SET EXERCISE - Word for word, give the material below again, minus any images.

DATASET EXCERPTS -
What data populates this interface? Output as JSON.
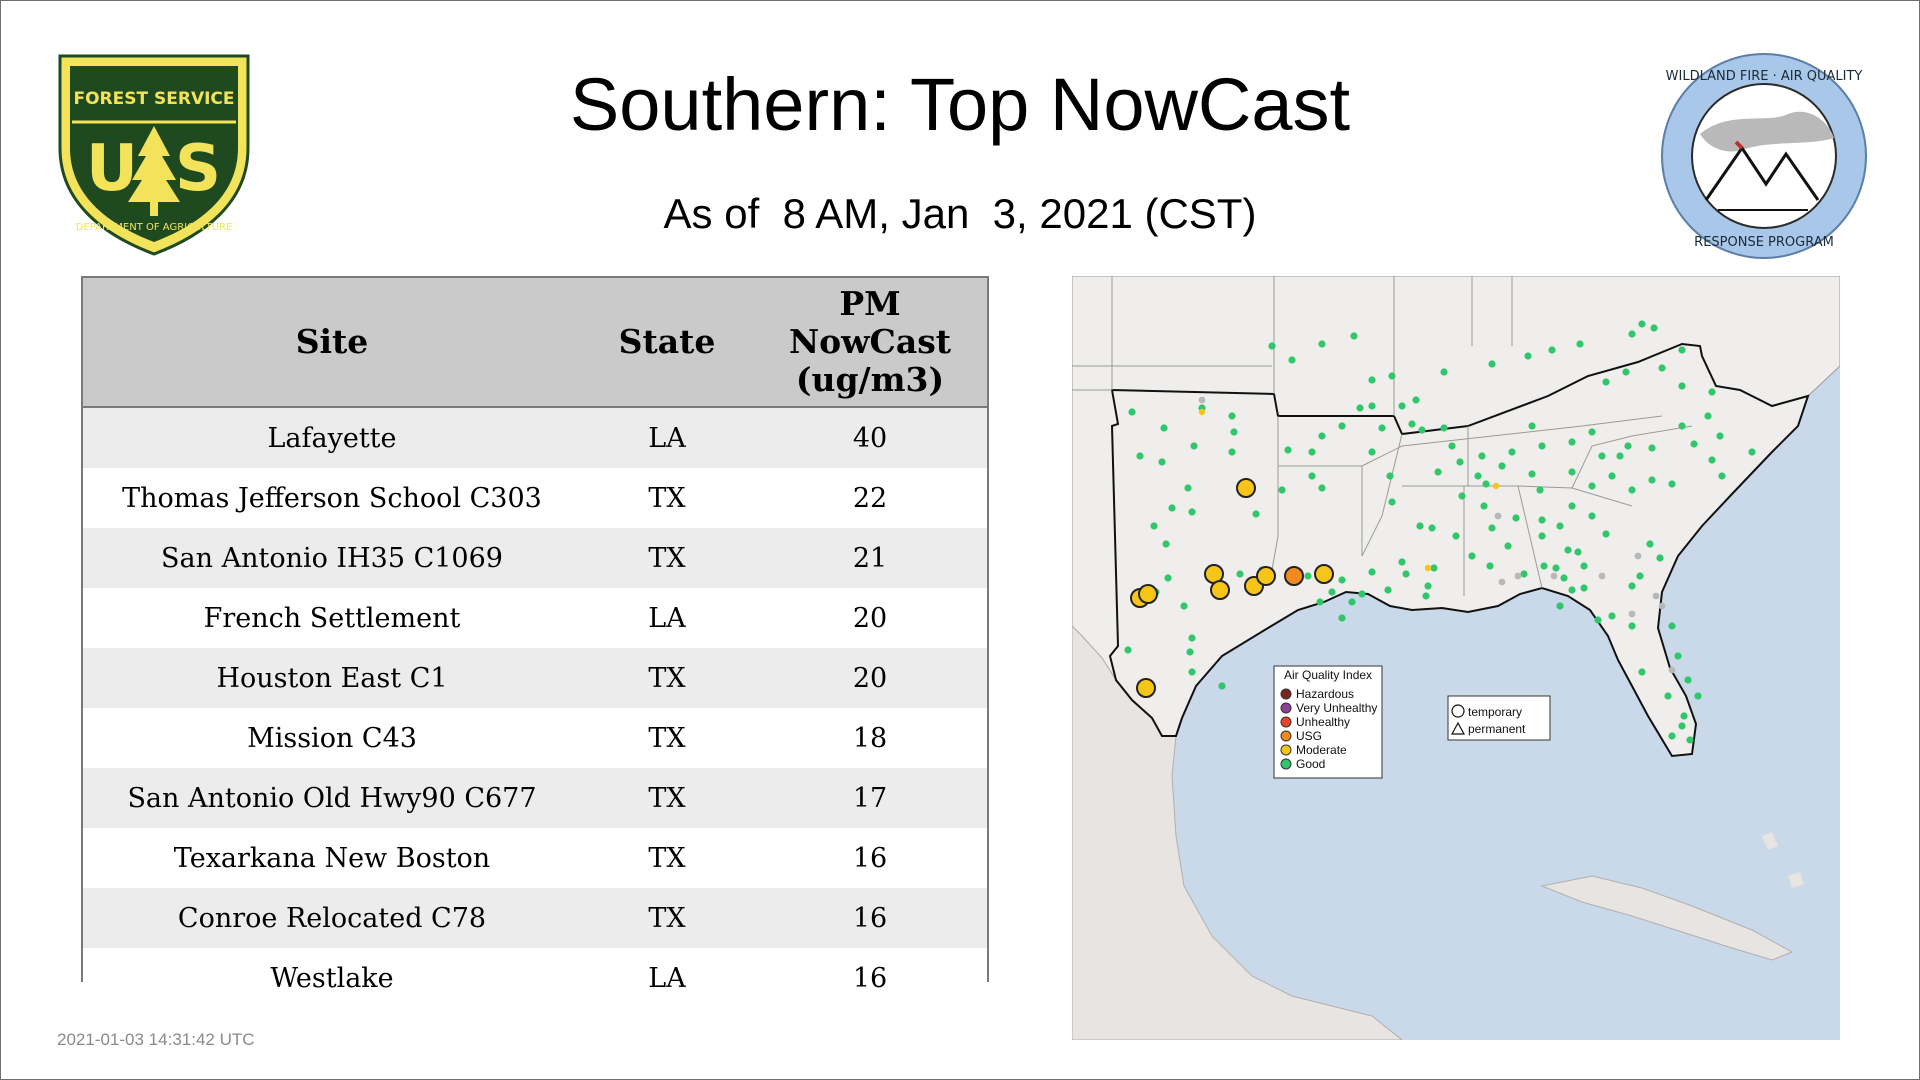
{
  "header": {
    "title": "Southern: Top NowCast",
    "subtitle": "As of  8 AM, Jan  3, 2021 (CST)"
  },
  "logos": {
    "left": {
      "icon": "forest-service-shield-icon",
      "top_text": "FOREST SERVICE",
      "letters": "US",
      "bottom_text": "DEPARTMENT OF AGRICULTURE",
      "color": "#1f4a20",
      "accent": "#f3e35a"
    },
    "right": {
      "icon": "wildland-fire-air-quality-seal-icon",
      "top_text": "WILDLAND FIRE · AIR QUALITY",
      "bottom_text": "RESPONSE PROGRAM",
      "color": "#a9c7e8"
    }
  },
  "table": {
    "headers": {
      "site": "Site",
      "state": "State",
      "pm_line1": "PM",
      "pm_line2": "NowCast",
      "pm_line3": "(ug/m3)"
    },
    "rows": [
      {
        "site": "Lafayette",
        "state": "LA",
        "value": "40"
      },
      {
        "site": "Thomas Jefferson School C303",
        "state": "TX",
        "value": "22"
      },
      {
        "site": "San Antonio IH35 C1069",
        "state": "TX",
        "value": "21"
      },
      {
        "site": "French Settlement",
        "state": "LA",
        "value": "20"
      },
      {
        "site": "Houston East C1",
        "state": "TX",
        "value": "20"
      },
      {
        "site": "Mission C43",
        "state": "TX",
        "value": "18"
      },
      {
        "site": "San Antonio Old Hwy90 C677",
        "state": "TX",
        "value": "17"
      },
      {
        "site": "Texarkana New Boston",
        "state": "TX",
        "value": "16"
      },
      {
        "site": "Conroe Relocated C78",
        "state": "TX",
        "value": "16"
      },
      {
        "site": "Westlake",
        "state": "LA",
        "value": "16"
      }
    ]
  },
  "map": {
    "legend": {
      "title": "Air Quality Index",
      "items": [
        {
          "label": "Hazardous",
          "color": "#7e2420"
        },
        {
          "label": "Very Unhealthy",
          "color": "#8f3f97"
        },
        {
          "label": "Unhealthy",
          "color": "#e8432b"
        },
        {
          "label": "USG",
          "color": "#f28a1f"
        },
        {
          "label": "Moderate",
          "color": "#f5c518"
        },
        {
          "label": "Good",
          "color": "#2fc76a"
        }
      ]
    },
    "shape_legend": {
      "temporary": "temporary",
      "permanent": "permanent"
    },
    "colors": {
      "water": "#c9d9ea",
      "land": "#efeeec",
      "border": "#111111",
      "no_data": "#b8b8b8"
    }
  },
  "footer": {
    "timestamp": "2021-01-03 14:31:42 UTC"
  }
}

THE RESPONSE -
What data populates this interface? Output as JSON.
{
  "header": {
    "title": "Southern: Top NowCast",
    "subtitle": "As of  8 AM, Jan  3, 2021 (CST)"
  },
  "logos": {
    "left": {
      "icon": "forest-service-shield-icon",
      "top_text": "FOREST SERVICE",
      "letters": "US",
      "bottom_text": "DEPARTMENT OF AGRICULTURE",
      "color": "#1f4a20",
      "accent": "#f3e35a"
    },
    "right": {
      "icon": "wildland-fire-air-quality-seal-icon",
      "top_text": "WILDLAND FIRE · AIR QUALITY",
      "bottom_text": "RESPONSE PROGRAM",
      "color": "#a9c7e8"
    }
  },
  "table": {
    "headers": {
      "site": "Site",
      "state": "State",
      "pm_line1": "PM",
      "pm_line2": "NowCast",
      "pm_line3": "(ug/m3)"
    },
    "rows": [
      {
        "site": "Lafayette",
        "state": "LA",
        "value": "40"
      },
      {
        "site": "Thomas Jefferson School C303",
        "state": "TX",
        "value": "22"
      },
      {
        "site": "San Antonio IH35 C1069",
        "state": "TX",
        "value": "21"
      },
      {
        "site": "French Settlement",
        "state": "LA",
        "value": "20"
      },
      {
        "site": "Houston East C1",
        "state": "TX",
        "value": "20"
      },
      {
        "site": "Mission C43",
        "state": "TX",
        "value": "18"
      },
      {
        "site": "San Antonio Old Hwy90 C677",
        "state": "TX",
        "value": "17"
      },
      {
        "site": "Texarkana New Boston",
        "state": "TX",
        "value": "16"
      },
      {
        "site": "Conroe Relocated C78",
        "state": "TX",
        "value": "16"
      },
      {
        "site": "Westlake",
        "state": "LA",
        "value": "16"
      }
    ]
  },
  "map": {
    "legend": {
      "title": "Air Quality Index",
      "items": [
        {
          "label": "Hazardous",
          "color": "#7e2420"
        },
        {
          "label": "Very Unhealthy",
          "color": "#8f3f97"
        },
        {
          "label": "Unhealthy",
          "color": "#e8432b"
        },
        {
          "label": "USG",
          "color": "#f28a1f"
        },
        {
          "label": "Moderate",
          "color": "#f5c518"
        },
        {
          "label": "Good",
          "color": "#2fc76a"
        }
      ]
    },
    "shape_legend": {
      "temporary": "temporary",
      "permanent": "permanent"
    },
    "colors": {
      "water": "#c9d9ea",
      "land": "#efeeec",
      "border": "#111111",
      "no_data": "#b8b8b8"
    }
  },
  "footer": {
    "timestamp": "2021-01-03 14:31:42 UTC"
  }
}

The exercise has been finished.